▶ GOAL OF THE EXERCISE
Extract every line that follows and reproduce each one verbatim, preserving its order, text, and coordinates.
[MATERIAL SHOWN start]
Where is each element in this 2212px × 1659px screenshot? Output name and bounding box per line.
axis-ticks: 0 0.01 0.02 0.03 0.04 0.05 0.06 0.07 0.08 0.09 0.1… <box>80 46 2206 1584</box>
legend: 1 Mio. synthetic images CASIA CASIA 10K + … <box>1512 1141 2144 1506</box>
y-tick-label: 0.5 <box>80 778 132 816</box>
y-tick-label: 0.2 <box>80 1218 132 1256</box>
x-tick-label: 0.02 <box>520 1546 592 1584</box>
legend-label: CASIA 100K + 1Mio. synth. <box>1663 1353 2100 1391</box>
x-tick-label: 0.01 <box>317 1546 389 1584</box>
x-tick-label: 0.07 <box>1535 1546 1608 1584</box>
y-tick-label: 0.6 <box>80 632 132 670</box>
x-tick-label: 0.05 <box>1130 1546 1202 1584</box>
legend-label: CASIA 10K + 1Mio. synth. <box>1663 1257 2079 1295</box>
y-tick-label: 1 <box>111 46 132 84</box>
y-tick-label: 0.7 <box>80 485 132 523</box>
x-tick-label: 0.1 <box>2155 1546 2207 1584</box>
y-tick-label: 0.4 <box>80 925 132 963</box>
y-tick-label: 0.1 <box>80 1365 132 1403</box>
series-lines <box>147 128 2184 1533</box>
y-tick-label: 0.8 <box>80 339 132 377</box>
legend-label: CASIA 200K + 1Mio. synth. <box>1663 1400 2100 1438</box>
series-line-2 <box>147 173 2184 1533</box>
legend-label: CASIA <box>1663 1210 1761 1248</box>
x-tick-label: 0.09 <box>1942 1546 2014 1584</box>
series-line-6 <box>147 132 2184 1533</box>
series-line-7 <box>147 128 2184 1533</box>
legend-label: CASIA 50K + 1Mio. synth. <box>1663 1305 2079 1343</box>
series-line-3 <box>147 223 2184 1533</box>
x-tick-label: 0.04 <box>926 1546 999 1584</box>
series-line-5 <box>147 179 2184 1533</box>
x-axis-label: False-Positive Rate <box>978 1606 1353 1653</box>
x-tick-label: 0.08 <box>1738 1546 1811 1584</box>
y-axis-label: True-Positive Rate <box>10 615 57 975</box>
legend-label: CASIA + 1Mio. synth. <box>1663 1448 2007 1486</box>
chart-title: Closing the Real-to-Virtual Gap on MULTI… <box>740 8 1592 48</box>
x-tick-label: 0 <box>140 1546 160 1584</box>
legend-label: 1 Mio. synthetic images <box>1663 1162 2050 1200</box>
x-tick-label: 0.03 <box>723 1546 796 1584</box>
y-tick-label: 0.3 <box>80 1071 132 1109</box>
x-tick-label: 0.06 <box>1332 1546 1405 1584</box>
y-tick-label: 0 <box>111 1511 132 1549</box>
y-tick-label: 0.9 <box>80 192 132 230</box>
[MATERIAL SHOWN end]
▶ SOLUTION FOR THIS EXERCISE
Where is each element in this 2212px × 1659px screenshot? Output name and bounding box per line.
axis-ticks: 0 0.01 0.02 0.03 0.04 0.05 0.06 0.07 0.08 0.09 0.1… <box>80 46 2206 1584</box>
legend: 1 Mio. synthetic images CASIA CASIA 10K + … <box>1512 1141 2144 1506</box>
y-tick-label: 0.5 <box>80 778 132 816</box>
y-tick-label: 0.2 <box>80 1218 132 1256</box>
x-tick-label: 0.02 <box>520 1546 592 1584</box>
legend-label: CASIA 100K + 1Mio. synth. <box>1663 1353 2100 1391</box>
x-tick-label: 0.01 <box>317 1546 389 1584</box>
x-tick-label: 0.07 <box>1535 1546 1608 1584</box>
y-tick-label: 0.6 <box>80 632 132 670</box>
x-tick-label: 0.05 <box>1130 1546 1202 1584</box>
legend-label: CASIA 10K + 1Mio. synth. <box>1663 1257 2079 1295</box>
y-tick-label: 1 <box>111 46 132 84</box>
y-tick-label: 0.7 <box>80 485 132 523</box>
x-tick-label: 0.1 <box>2155 1546 2207 1584</box>
y-tick-label: 0.4 <box>80 925 132 963</box>
y-tick-label: 0.1 <box>80 1365 132 1403</box>
series-lines <box>147 128 2184 1533</box>
y-tick-label: 0.8 <box>80 339 132 377</box>
legend-label: CASIA 200K + 1Mio. synth. <box>1663 1400 2100 1438</box>
series-line-2 <box>147 173 2184 1533</box>
legend-label: CASIA <box>1663 1210 1761 1248</box>
x-tick-label: 0.09 <box>1942 1546 2014 1584</box>
series-line-6 <box>147 132 2184 1533</box>
series-line-7 <box>147 128 2184 1533</box>
legend-label: CASIA 50K + 1Mio. synth. <box>1663 1305 2079 1343</box>
series-line-3 <box>147 223 2184 1533</box>
x-tick-label: 0.04 <box>926 1546 999 1584</box>
series-line-5 <box>147 179 2184 1533</box>
x-axis-label: False-Positive Rate <box>978 1606 1353 1653</box>
x-tick-label: 0.08 <box>1738 1546 1811 1584</box>
y-axis-label: True-Positive Rate <box>10 615 57 975</box>
legend-label: CASIA + 1Mio. synth. <box>1663 1448 2007 1486</box>
chart-title: Closing the Real-to-Virtual Gap on MULTI… <box>740 8 1592 48</box>
x-tick-label: 0 <box>140 1546 160 1584</box>
legend-label: 1 Mio. synthetic images <box>1663 1162 2050 1200</box>
x-tick-label: 0.03 <box>723 1546 796 1584</box>
y-tick-label: 0.3 <box>80 1071 132 1109</box>
x-tick-label: 0.06 <box>1332 1546 1405 1584</box>
y-tick-label: 0 <box>111 1511 132 1549</box>
y-tick-label: 0.9 <box>80 192 132 230</box>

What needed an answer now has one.